===== GIVEN DATA

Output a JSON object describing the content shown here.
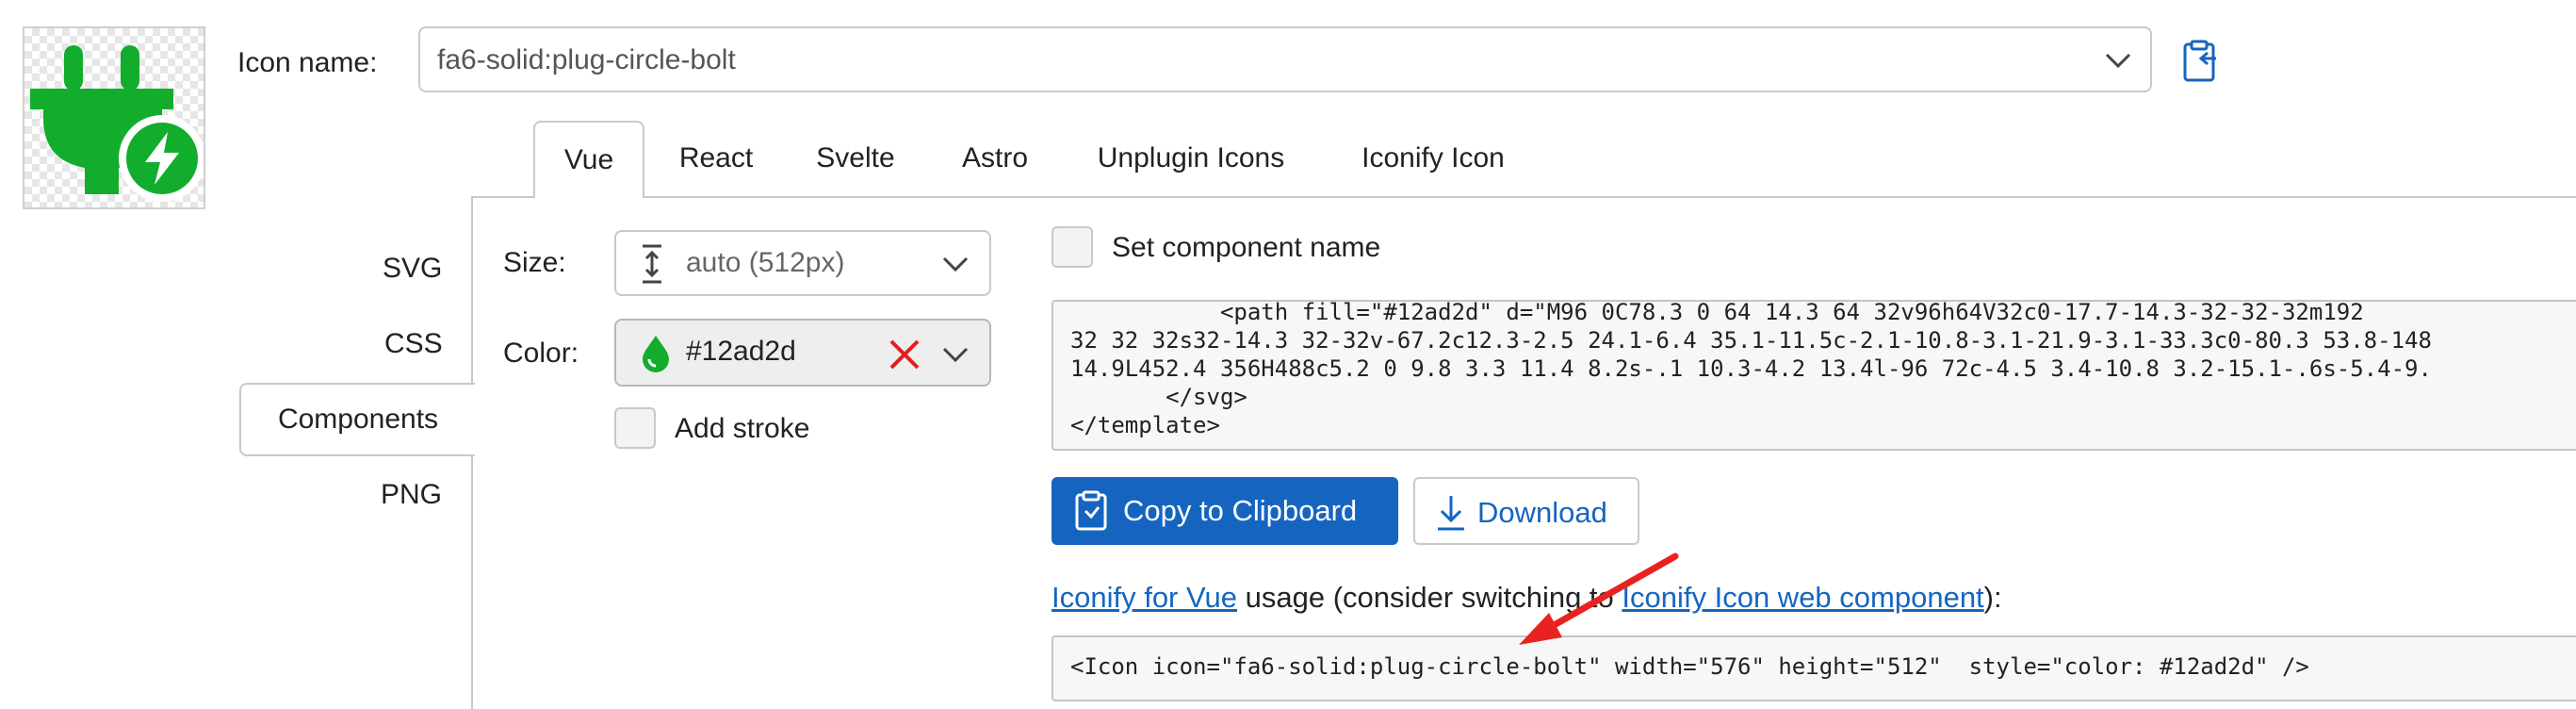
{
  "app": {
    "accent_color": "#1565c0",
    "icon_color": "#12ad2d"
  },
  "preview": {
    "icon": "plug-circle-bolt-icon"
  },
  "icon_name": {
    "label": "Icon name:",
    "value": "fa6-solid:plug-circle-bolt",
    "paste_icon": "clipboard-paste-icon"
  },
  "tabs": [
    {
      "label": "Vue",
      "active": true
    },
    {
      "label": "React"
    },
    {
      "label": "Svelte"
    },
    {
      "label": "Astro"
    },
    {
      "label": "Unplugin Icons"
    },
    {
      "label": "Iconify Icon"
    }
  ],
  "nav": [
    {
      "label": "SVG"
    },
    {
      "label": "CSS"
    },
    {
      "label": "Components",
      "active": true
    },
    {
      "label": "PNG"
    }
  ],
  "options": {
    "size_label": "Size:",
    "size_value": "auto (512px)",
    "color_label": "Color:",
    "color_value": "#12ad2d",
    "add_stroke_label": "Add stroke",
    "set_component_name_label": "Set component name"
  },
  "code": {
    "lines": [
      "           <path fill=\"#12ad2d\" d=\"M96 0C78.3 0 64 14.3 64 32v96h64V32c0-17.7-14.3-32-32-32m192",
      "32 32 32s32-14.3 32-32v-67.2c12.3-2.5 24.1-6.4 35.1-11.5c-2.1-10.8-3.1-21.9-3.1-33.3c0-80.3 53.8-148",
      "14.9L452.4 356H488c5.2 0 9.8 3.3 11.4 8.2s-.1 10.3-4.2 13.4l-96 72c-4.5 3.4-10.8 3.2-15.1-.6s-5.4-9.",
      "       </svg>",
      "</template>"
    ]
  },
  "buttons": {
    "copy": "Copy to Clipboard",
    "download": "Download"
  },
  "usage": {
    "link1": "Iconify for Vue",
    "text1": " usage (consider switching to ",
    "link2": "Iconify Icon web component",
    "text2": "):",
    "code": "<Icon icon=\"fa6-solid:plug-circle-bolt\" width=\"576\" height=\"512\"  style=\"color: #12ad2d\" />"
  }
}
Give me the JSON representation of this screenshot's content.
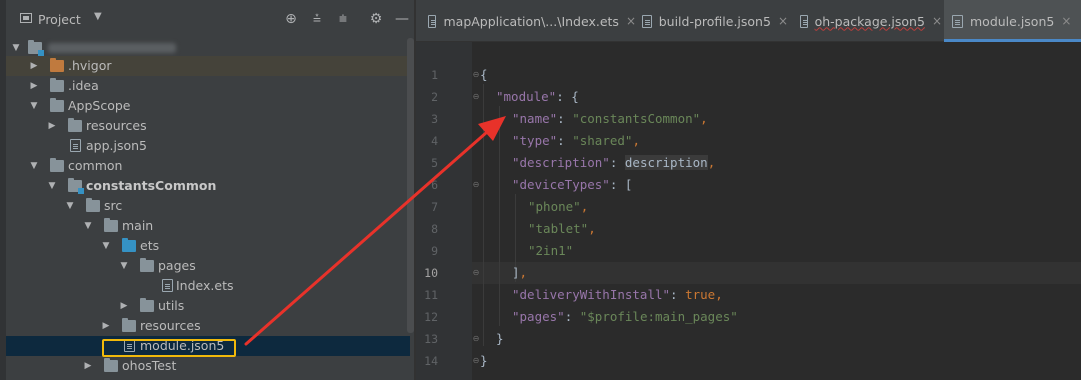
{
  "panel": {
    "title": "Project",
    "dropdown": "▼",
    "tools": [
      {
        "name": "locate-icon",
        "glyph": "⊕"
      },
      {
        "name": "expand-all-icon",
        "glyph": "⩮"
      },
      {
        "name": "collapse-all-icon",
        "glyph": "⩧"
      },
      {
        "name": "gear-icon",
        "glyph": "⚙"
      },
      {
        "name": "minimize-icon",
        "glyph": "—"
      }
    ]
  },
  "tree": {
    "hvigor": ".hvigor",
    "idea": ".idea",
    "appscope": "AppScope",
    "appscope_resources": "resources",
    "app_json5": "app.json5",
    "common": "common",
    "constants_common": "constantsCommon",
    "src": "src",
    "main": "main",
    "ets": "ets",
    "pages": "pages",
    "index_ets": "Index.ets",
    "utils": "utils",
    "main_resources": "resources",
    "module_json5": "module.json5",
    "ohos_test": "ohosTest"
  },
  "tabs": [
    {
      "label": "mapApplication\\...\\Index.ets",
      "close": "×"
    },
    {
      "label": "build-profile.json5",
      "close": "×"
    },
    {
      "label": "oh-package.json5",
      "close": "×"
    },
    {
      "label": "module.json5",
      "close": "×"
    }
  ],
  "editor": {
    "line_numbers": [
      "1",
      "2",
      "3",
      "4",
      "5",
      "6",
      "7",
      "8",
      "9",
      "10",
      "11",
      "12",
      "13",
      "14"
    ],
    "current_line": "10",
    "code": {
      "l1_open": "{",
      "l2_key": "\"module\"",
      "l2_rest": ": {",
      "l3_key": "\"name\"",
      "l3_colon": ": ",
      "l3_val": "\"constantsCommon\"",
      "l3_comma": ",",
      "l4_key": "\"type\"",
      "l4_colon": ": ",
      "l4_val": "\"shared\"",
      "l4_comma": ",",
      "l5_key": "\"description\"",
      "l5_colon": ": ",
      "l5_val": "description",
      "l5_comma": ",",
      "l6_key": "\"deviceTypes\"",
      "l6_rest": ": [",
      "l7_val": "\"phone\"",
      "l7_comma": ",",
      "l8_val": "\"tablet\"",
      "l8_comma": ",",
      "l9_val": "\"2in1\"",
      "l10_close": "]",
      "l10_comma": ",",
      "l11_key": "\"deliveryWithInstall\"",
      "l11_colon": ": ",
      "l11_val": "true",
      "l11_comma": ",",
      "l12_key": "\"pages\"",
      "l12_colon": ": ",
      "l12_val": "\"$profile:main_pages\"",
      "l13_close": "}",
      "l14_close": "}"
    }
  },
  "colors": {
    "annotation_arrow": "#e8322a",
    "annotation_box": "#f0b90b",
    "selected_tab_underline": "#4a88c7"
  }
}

==========

GIVEN REQUEST
Pick out the lines above that hold the string "content" and show them.

SOLUTION TO THIS PROBLEM
Output a JSON object describing the content shown here.
Give me the JSON representation of this screenshot's content.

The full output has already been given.